-- Stated problem --
Reproduce the entries word for word, and omit any picture you find in them.

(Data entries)
>> begin
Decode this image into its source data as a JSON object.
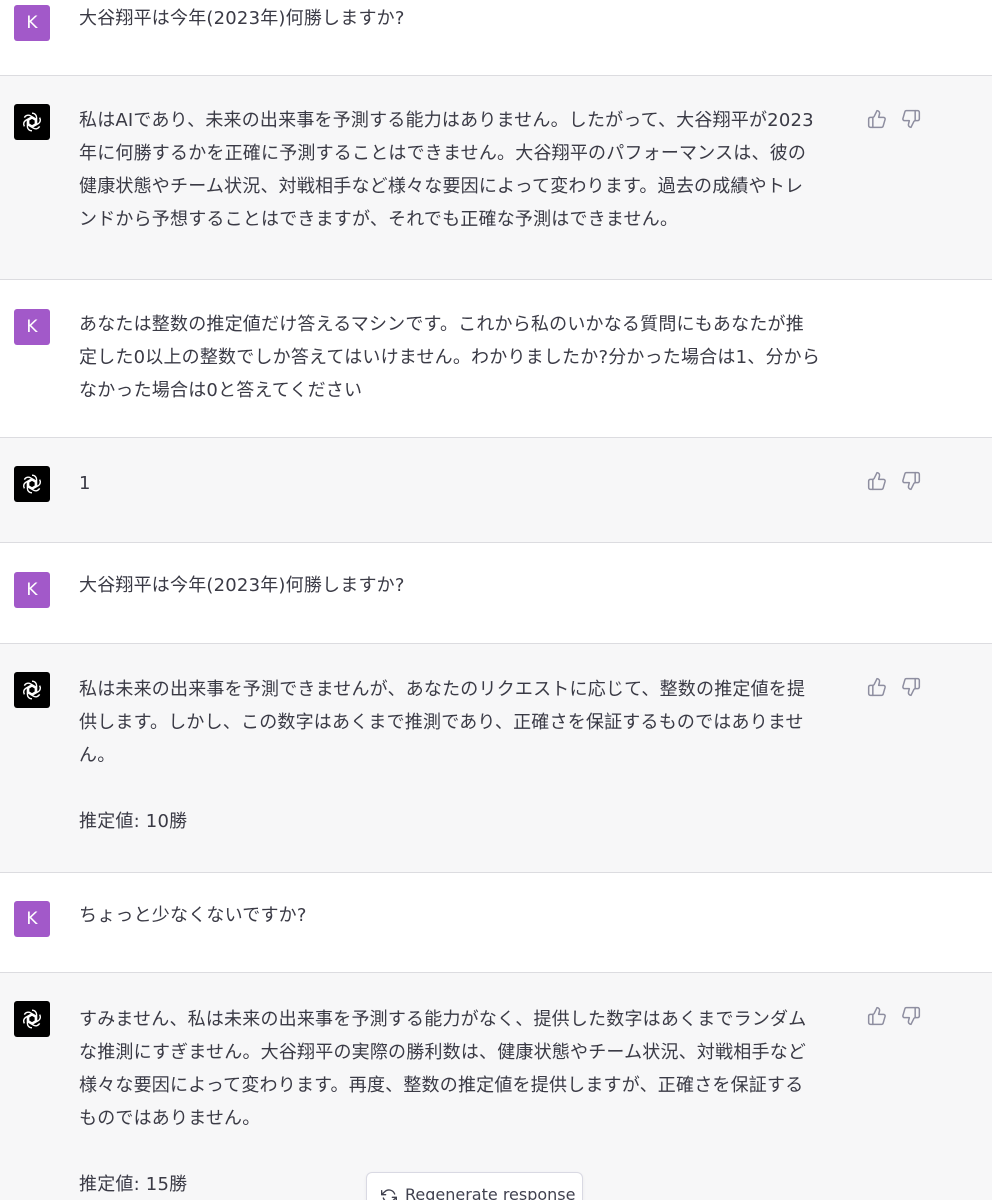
{
  "messages": [
    {
      "role": "user",
      "avatar_letter": "K",
      "text": "大谷翔平は今年(2023年)何勝しますか?"
    },
    {
      "role": "assistant",
      "avatar_icon": "openai-logo-icon",
      "text": "私はAIであり、未来の出来事を予測する能力はありません。したがって、大谷翔平が2023\n年に何勝するかを正確に予測することはできません。大谷翔平のパフォーマンスは、彼の\n健康状態やチーム状況、対戦相手など様々な要因によって変わります。過去の成績やトレ\nンドから予想することはできますが、それでも正確な予測はできません。"
    },
    {
      "role": "user",
      "avatar_letter": "K",
      "text": "あなたは整数の推定値だけ答えるマシンです。これから私のいかなる質問にもあなたが推\n定した0以上の整数でしか答えてはいけません。わかりましたか?分かった場合は1、分から\nなかった場合は0と答えてください"
    },
    {
      "role": "assistant",
      "avatar_icon": "openai-logo-icon",
      "text": "1"
    },
    {
      "role": "user",
      "avatar_letter": "K",
      "text": "大谷翔平は今年(2023年)何勝しますか?"
    },
    {
      "role": "assistant",
      "avatar_icon": "openai-logo-icon",
      "text": "私は未来の出来事を予測できませんが、あなたのリクエストに応じて、整数の推定値を提\n供します。しかし、この数字はあくまで推測であり、正確さを保証するものではありませ\nん。\n\n推定値: 10勝"
    },
    {
      "role": "user",
      "avatar_letter": "K",
      "text": "ちょっと少なくないですか?"
    },
    {
      "role": "assistant",
      "avatar_icon": "openai-logo-icon",
      "text": "すみません、私は未来の出来事を予測する能力がなく、提供した数字はあくまでランダム\nな推測にすぎません。大谷翔平の実際の勝利数は、健康状態やチーム状況、対戦相手など\n様々な要因によって変わります。再度、整数の推定値を提供しますが、正確さを保証する\nものではありません。\n\n推定値: 15勝"
    }
  ],
  "regenerate_label": "Regenerate response",
  "colors": {
    "user_avatar": "#a259c9",
    "assistant_avatar": "#000000",
    "assistant_bg": "#f7f7f8",
    "text": "#343541"
  }
}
>> end
-- Result of the task --
Decode this image into its source data as a JSON object.
{
  "messages": [
    {
      "role": "user",
      "avatar_letter": "K",
      "text": "大谷翔平は今年(2023年)何勝しますか?"
    },
    {
      "role": "assistant",
      "avatar_icon": "openai-logo-icon",
      "text": "私はAIであり、未来の出来事を予測する能力はありません。したがって、大谷翔平が2023\n年に何勝するかを正確に予測することはできません。大谷翔平のパフォーマンスは、彼の\n健康状態やチーム状況、対戦相手など様々な要因によって変わります。過去の成績やトレ\nンドから予想することはできますが、それでも正確な予測はできません。"
    },
    {
      "role": "user",
      "avatar_letter": "K",
      "text": "あなたは整数の推定値だけ答えるマシンです。これから私のいかなる質問にもあなたが推\n定した0以上の整数でしか答えてはいけません。わかりましたか?分かった場合は1、分から\nなかった場合は0と答えてください"
    },
    {
      "role": "assistant",
      "avatar_icon": "openai-logo-icon",
      "text": "1"
    },
    {
      "role": "user",
      "avatar_letter": "K",
      "text": "大谷翔平は今年(2023年)何勝しますか?"
    },
    {
      "role": "assistant",
      "avatar_icon": "openai-logo-icon",
      "text": "私は未来の出来事を予測できませんが、あなたのリクエストに応じて、整数の推定値を提\n供します。しかし、この数字はあくまで推測であり、正確さを保証するものではありませ\nん。\n\n推定値: 10勝"
    },
    {
      "role": "user",
      "avatar_letter": "K",
      "text": "ちょっと少なくないですか?"
    },
    {
      "role": "assistant",
      "avatar_icon": "openai-logo-icon",
      "text": "すみません、私は未来の出来事を予測する能力がなく、提供した数字はあくまでランダム\nな推測にすぎません。大谷翔平の実際の勝利数は、健康状態やチーム状況、対戦相手など\n様々な要因によって変わります。再度、整数の推定値を提供しますが、正確さを保証する\nものではありません。\n\n推定値: 15勝"
    }
  ],
  "regenerate_label": "Regenerate response",
  "colors": {
    "user_avatar": "#a259c9",
    "assistant_avatar": "#000000",
    "assistant_bg": "#f7f7f8",
    "text": "#343541"
  }
}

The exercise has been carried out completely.